## start PASSAGE
Limitations of a Focus on Cross-Group Commonality: The Low-Power Perspective
Relations between groups in tension are often characterized by notable power asymmetry reflected in one group controlling a disproportionate share of resources, opportunities, and influence (Fiske, Dupree, Nicolas, & Swencionis, 2016; Sidanius & Pratto, 1999). Examples include the Israeli–Palestinian conflict in the Middle East, relations between immigrants and host-country citizens across Europe, and interracial dynamics in the United States. In such asymmetrical relations, the low-power side often seeks a change in the status quo toward more equality and justice, while the high-power side is motivated to maintain the status quo (Saguy & Kteily, 2014).
The critique regarding a focus on cross-group commonalities considers such societal power asymmetry and asks the following: Beyond the changes in attitudes and emotions toward the outgroup, how do people who go through such commonality-focused interventions come to view the unequal social system? The way the social system is perceived plays a critical role in promoting change toward more equality and justice. Such change is critical to consider because, from their early formulations, contact interventions have never been considered an end, but rather means for achieving a larger goal of a more moral and equal society (Allport, 1954).
Research on social change showed that people need to be well aware of the structural inequality between groups to be motivated to do something about it (van Zomeren, Postmes, & Spears, 2008). In addition, and particularly for low-power groups, members must be strongly attached to their group (Stürmer & Simon, 2004) and view the high-power group negatively (Simon & Klandermans, 2001)—for them to be motivated to promote change.
Whereas positive intergroup encounters foster more positive outgroup orientations, accumulating evidence suggests that they may also undermine the very processes that give rise to motivation for promoting equality and justice (see Saguy, Schori-Eyal, Hasan-Aslih, Sobol, & Dovidio, 2016, for a review). Specifically, positive cross-group interactions were associated with weaker ingroup identification among members of low-power groups (Tausch, Saguy, & Bryson, 2015; Wright & Lubensky, 2009), reduced awareness of power disparities (Saguy, Tausch, Dovidio, & Pratto, 2009), and increased trust in the high-power group (Saguy et al., 2009; Tausch et al., 2015). Given that such processes are critical for collective action, positive intergroup contact could increase low-power group members’ acceptance of a biased system and weaken their motivation to act for equality (see Dixon, Levine, Reicher, & Durrheim, 2012). As such, intergroup harmony might have ironic consequences by contributing to social stability rather than social change.
## end PASSAGE
## start SUPPLIED ENTRIES
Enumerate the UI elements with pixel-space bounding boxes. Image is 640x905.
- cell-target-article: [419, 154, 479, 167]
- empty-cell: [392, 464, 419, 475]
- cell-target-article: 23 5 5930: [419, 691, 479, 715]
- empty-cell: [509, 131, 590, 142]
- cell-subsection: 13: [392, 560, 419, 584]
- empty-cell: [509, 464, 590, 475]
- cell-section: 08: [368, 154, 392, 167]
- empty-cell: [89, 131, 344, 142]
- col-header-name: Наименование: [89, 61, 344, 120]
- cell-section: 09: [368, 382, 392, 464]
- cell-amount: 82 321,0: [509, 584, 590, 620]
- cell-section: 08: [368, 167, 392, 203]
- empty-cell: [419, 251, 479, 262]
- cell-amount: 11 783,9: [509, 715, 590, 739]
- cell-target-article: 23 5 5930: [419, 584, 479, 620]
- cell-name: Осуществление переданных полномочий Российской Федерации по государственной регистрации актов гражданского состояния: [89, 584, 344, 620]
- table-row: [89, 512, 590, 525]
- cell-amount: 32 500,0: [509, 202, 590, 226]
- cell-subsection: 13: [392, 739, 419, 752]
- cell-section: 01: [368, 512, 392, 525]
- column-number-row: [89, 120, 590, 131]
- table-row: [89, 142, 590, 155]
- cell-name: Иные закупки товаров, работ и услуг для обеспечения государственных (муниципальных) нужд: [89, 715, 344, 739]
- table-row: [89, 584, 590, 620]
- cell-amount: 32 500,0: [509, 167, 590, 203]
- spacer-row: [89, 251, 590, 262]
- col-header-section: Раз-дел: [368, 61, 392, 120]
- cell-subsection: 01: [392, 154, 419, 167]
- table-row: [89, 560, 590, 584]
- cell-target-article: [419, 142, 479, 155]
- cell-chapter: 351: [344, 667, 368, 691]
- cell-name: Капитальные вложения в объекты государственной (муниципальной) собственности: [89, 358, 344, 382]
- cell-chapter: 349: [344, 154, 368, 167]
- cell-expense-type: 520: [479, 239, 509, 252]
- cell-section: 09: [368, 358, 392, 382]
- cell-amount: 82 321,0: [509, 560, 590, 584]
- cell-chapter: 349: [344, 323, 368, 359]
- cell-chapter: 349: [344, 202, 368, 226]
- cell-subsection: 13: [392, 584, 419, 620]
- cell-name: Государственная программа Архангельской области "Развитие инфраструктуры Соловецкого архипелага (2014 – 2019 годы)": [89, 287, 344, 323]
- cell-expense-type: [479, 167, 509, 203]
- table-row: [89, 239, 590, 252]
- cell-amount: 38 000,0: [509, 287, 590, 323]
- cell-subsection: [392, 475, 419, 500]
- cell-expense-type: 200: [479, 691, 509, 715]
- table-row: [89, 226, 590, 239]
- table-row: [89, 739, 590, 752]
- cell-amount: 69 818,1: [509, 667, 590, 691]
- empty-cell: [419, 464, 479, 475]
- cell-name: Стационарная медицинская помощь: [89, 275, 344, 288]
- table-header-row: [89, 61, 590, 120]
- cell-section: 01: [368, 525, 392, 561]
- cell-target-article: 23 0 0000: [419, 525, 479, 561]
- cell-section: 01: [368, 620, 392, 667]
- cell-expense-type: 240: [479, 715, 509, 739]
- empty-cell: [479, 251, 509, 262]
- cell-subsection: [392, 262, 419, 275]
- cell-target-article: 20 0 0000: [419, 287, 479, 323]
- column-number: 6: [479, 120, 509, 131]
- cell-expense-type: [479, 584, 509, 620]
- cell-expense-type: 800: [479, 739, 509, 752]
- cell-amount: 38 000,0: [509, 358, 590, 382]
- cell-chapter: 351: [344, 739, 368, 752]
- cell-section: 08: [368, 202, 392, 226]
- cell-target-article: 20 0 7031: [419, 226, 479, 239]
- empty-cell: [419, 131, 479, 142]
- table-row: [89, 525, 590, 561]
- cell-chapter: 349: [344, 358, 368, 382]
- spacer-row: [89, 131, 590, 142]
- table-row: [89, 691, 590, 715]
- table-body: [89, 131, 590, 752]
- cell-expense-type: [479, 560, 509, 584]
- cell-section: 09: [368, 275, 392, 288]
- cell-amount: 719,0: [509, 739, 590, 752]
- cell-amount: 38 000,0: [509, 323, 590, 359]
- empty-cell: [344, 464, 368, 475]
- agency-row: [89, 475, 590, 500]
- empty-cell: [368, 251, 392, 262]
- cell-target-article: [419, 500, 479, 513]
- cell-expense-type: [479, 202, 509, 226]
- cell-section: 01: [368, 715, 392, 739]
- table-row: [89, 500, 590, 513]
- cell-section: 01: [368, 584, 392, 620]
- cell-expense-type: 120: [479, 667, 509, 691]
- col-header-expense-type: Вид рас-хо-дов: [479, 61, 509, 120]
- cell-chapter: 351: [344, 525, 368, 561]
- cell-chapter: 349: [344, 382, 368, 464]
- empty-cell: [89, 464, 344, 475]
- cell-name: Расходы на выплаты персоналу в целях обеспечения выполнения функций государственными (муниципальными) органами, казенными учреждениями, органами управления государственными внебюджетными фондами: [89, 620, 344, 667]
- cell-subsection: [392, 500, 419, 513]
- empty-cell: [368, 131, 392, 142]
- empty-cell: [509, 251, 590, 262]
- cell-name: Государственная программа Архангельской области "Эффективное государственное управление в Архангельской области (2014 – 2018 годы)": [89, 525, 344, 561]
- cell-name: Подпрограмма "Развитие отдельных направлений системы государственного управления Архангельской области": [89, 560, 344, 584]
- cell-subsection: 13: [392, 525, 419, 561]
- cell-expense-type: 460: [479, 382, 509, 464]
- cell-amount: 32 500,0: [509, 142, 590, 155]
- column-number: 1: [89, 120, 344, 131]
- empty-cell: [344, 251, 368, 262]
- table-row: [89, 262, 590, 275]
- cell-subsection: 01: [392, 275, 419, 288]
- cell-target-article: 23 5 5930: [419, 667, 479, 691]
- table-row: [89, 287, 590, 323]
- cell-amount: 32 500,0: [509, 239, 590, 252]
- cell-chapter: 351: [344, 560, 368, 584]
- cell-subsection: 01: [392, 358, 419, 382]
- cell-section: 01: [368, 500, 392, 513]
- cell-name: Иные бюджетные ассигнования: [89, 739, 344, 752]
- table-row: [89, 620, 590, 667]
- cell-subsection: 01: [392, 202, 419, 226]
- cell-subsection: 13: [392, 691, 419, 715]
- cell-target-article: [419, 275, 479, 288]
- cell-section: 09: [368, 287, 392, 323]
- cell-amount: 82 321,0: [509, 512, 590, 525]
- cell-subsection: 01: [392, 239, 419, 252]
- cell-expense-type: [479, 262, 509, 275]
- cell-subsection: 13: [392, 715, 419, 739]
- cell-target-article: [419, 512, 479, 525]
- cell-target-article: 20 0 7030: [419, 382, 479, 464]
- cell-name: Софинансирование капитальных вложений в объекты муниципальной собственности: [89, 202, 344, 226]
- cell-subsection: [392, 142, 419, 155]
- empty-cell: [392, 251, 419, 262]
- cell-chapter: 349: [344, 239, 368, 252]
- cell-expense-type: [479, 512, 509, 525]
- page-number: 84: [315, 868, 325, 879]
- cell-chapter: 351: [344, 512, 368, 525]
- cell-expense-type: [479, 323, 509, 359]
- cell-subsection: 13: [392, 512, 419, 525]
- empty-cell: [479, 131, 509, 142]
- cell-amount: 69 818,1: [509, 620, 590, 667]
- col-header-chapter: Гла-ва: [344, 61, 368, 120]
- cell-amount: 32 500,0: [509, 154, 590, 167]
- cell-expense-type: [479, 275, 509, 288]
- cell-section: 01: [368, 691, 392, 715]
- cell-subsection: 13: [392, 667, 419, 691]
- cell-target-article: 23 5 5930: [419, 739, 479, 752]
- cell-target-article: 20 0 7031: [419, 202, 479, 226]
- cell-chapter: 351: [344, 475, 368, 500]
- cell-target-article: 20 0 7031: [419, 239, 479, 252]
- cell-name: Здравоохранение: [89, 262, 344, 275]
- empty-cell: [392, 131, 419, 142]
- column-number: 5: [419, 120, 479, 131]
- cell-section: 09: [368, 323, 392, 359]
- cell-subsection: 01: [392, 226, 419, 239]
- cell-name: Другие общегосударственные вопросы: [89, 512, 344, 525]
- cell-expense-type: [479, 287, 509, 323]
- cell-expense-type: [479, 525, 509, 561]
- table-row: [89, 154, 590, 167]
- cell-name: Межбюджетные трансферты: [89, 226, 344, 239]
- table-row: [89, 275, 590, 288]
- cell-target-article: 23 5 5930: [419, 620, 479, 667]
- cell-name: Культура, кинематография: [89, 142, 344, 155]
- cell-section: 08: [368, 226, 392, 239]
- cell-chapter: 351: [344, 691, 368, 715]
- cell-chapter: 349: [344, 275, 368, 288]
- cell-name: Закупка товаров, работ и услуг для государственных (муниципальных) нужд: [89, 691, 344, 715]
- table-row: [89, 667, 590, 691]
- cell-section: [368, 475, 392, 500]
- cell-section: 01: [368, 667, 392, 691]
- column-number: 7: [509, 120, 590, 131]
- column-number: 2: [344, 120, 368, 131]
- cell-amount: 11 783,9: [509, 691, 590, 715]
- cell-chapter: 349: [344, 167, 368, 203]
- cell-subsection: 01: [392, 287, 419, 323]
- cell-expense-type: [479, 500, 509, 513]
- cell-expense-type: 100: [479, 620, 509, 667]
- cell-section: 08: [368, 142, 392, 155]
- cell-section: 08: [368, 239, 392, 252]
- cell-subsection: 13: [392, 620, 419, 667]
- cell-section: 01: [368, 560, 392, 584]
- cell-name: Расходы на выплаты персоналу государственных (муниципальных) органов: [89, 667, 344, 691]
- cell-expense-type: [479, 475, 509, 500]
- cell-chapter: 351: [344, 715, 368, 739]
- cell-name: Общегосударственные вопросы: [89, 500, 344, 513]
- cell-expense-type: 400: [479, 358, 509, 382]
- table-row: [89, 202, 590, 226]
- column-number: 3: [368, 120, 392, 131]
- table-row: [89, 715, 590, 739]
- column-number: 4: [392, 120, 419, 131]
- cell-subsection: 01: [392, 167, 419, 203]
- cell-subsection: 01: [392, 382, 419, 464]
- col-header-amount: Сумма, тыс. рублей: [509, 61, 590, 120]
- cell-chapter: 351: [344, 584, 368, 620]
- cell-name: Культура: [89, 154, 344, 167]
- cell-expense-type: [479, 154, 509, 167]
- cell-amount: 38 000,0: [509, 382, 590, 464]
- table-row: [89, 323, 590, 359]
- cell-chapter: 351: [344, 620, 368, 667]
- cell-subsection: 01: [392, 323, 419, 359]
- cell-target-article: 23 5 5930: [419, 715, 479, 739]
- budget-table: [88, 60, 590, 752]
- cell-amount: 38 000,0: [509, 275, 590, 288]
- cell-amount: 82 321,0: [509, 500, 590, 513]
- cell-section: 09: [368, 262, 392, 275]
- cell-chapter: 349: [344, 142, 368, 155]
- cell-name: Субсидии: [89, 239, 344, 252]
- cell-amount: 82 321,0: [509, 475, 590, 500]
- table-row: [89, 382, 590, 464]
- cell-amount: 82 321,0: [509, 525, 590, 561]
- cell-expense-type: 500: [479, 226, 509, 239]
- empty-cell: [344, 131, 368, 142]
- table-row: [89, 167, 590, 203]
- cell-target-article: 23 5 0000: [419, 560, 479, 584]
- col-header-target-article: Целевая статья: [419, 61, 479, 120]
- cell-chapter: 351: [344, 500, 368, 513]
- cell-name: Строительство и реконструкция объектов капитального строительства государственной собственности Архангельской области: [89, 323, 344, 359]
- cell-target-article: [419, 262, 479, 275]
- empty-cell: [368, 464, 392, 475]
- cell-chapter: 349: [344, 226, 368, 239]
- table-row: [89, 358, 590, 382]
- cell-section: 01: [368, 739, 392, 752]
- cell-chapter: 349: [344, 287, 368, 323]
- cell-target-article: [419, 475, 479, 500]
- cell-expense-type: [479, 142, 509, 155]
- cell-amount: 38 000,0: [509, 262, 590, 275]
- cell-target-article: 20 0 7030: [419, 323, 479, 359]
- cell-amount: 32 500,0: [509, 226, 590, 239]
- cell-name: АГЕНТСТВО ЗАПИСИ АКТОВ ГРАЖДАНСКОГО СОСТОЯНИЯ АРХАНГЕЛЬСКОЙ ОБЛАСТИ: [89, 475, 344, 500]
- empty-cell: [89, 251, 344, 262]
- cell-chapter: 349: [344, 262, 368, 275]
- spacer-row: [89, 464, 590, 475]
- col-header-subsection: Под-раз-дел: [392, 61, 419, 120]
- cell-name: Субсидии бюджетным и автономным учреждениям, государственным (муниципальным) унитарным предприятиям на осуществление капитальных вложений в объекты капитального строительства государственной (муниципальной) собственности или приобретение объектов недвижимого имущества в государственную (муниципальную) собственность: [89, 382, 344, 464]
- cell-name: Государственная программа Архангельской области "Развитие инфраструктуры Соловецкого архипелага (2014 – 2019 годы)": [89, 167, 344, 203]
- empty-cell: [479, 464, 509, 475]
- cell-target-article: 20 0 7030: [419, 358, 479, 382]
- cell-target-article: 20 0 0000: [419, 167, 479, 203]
## end SUPPLIED ENTRIES
## start SUPPLIED ENTRIES
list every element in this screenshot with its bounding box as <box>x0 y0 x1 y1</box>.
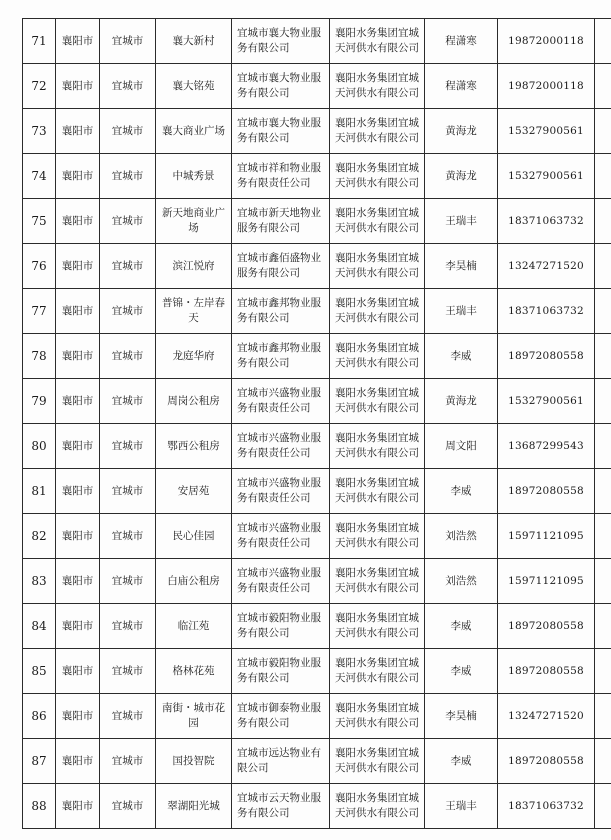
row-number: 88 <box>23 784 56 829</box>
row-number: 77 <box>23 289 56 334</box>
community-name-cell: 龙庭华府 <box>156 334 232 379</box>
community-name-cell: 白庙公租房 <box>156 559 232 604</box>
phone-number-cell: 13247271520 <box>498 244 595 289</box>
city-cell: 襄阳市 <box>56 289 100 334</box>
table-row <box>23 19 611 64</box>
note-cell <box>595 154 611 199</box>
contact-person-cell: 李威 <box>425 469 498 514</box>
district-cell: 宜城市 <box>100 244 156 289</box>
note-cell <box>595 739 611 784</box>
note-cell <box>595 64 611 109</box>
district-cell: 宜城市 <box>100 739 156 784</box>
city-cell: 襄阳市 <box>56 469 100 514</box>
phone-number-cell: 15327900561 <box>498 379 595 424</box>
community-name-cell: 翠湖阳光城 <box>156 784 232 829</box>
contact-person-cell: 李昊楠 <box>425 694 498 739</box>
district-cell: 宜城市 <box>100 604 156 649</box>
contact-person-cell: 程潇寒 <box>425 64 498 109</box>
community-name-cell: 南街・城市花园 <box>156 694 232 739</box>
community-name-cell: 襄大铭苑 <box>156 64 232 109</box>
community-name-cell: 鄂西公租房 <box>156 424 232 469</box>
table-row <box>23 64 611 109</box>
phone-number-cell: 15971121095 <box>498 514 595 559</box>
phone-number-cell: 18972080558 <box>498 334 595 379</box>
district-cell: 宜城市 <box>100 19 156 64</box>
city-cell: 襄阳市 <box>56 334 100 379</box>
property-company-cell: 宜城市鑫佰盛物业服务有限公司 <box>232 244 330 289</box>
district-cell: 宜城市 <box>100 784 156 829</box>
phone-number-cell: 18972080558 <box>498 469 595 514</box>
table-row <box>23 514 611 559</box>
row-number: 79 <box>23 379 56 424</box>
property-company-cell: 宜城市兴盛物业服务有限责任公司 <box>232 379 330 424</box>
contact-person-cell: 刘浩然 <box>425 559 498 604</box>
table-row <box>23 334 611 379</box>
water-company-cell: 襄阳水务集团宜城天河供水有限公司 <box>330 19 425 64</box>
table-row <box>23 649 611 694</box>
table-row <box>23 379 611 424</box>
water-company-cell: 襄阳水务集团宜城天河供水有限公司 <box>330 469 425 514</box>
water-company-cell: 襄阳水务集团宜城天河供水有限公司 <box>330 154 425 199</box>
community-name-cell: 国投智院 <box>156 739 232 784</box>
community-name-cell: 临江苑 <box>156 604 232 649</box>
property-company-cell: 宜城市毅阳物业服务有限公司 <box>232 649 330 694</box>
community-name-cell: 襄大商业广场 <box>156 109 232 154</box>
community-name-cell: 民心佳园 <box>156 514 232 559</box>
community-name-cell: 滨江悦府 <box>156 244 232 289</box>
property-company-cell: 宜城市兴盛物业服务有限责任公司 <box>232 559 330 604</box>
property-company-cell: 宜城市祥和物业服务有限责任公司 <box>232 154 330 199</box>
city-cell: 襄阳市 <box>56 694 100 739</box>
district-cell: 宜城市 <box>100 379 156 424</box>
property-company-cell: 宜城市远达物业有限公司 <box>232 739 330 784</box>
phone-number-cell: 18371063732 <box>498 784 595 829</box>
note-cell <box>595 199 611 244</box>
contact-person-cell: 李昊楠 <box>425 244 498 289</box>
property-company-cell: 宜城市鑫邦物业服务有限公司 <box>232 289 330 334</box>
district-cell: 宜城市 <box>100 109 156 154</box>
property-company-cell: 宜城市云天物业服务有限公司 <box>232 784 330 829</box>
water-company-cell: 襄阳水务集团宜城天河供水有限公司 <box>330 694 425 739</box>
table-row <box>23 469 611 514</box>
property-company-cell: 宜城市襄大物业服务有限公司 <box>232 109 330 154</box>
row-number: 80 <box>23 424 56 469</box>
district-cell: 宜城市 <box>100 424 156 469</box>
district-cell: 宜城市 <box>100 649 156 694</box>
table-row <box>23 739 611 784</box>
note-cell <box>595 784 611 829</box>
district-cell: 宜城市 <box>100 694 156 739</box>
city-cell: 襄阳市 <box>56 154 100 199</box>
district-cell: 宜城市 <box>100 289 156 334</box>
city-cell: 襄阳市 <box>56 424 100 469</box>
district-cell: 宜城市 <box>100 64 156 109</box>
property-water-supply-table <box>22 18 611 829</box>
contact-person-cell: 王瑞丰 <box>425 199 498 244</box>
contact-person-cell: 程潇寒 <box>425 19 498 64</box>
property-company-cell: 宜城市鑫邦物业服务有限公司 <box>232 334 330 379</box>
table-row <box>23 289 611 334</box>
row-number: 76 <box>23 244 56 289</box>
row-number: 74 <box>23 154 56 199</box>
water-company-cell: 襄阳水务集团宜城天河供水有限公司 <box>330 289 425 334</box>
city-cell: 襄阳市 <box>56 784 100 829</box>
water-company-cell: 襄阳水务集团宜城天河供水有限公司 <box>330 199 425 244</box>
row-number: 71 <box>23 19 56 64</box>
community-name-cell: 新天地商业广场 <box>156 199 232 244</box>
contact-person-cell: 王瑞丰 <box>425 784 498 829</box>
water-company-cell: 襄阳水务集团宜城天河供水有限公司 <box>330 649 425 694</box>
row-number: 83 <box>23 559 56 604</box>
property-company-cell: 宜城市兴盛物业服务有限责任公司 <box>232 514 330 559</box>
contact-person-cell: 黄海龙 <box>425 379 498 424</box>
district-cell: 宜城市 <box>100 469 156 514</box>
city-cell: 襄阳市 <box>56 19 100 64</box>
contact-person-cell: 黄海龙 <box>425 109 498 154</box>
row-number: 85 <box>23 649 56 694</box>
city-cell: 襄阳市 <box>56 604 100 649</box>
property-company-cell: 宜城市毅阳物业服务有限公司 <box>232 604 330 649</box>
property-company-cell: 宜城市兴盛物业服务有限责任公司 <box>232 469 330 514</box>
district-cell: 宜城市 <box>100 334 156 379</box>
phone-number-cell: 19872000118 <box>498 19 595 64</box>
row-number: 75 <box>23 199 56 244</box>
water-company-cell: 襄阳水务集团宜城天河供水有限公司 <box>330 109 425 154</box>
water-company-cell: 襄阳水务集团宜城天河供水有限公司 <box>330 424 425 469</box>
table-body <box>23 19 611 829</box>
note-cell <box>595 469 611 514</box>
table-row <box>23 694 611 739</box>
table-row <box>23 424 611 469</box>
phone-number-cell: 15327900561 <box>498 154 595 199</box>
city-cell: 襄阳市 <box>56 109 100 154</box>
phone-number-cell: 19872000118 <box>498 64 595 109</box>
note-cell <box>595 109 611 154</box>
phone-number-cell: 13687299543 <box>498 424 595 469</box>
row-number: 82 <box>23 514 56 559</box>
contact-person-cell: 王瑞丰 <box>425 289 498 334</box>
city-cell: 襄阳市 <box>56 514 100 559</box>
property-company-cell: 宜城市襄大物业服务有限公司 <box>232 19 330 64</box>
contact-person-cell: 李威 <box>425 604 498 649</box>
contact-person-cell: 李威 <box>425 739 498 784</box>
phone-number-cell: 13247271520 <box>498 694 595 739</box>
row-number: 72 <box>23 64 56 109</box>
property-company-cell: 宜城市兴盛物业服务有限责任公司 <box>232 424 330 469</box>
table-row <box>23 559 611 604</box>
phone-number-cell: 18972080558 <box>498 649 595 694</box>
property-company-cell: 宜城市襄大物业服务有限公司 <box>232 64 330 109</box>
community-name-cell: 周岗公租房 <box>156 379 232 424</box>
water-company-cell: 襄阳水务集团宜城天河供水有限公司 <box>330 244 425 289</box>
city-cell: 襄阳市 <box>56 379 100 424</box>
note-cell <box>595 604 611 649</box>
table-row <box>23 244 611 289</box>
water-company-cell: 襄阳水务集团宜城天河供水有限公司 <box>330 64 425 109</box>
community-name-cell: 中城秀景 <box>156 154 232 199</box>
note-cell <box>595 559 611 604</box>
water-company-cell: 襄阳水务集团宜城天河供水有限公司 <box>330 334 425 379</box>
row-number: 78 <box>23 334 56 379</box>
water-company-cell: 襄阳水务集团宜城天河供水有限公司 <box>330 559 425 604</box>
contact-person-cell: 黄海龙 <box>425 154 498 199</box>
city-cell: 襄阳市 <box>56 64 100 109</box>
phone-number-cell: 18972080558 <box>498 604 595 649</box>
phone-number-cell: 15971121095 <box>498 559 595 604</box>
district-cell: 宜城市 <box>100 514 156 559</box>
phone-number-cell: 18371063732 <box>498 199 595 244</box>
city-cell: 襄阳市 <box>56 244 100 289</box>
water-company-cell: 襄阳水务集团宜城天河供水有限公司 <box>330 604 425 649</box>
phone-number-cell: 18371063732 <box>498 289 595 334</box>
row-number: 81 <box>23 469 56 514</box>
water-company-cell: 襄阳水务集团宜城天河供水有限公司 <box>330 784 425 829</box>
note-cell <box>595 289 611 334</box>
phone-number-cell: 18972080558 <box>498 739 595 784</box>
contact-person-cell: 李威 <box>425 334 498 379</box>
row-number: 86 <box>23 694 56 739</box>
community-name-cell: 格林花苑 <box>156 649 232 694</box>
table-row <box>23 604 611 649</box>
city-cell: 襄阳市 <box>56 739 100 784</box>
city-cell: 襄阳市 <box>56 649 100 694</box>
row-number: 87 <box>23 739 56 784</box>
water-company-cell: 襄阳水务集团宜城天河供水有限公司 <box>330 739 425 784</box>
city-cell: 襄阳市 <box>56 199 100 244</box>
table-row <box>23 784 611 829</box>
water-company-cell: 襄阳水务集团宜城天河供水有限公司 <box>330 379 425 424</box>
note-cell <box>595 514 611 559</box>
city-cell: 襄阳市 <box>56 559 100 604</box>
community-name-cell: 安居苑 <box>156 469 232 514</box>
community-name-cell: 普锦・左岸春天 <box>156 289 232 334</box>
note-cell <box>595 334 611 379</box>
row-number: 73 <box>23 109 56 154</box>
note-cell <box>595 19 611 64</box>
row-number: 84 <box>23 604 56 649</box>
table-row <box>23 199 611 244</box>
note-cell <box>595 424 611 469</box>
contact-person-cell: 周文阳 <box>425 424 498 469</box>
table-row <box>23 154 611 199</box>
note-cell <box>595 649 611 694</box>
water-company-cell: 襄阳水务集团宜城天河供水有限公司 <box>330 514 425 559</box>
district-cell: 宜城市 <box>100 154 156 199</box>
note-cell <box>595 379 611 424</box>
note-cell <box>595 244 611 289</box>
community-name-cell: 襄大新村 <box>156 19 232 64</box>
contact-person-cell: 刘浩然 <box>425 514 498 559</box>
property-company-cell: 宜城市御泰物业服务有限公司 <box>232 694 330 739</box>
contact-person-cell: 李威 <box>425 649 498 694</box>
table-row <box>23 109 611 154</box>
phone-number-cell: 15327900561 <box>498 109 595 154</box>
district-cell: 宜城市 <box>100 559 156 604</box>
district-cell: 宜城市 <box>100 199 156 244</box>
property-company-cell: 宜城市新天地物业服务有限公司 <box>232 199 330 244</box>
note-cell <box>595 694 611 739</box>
## end SUPPLIED ENTRIES
■ LIST OF TASKS:
A) According to the passage on cross-group commonality, what is the high-power side in asymmetrical group relations motivated to do?
B) Extend the passage on cross-group commonality and power asymmetry, picking up after its final sentence.

■ OUTPUTS IN ORDER:
A) It is motivated to maintain the status quo.

B)
For example, a laboratory study manipulated group position, by assigning participants to high-power (advantaged) and low-power (disadvantaged) groups (Saguy et al., 2009). Besides group position, type of contact was also manipulated by instructing participants to convene and discuss cross-group commonalities or differences between the groups. Consistent with the contact literature, commonality-focused (vs. difference-focused) contact not only improved outgroup attitudes but also led participants to pay less attention to status inequalities. Moreover, after commonality-focused contact, disadvantaged group members trusted the advantaged group more and had stronger expectations for outgroup fairness. The advantaged group violated these expectations, however, displaying ingroup favoritism and discriminating against the low-power group, across both the difference-focus condition and the commonality-focused conditions.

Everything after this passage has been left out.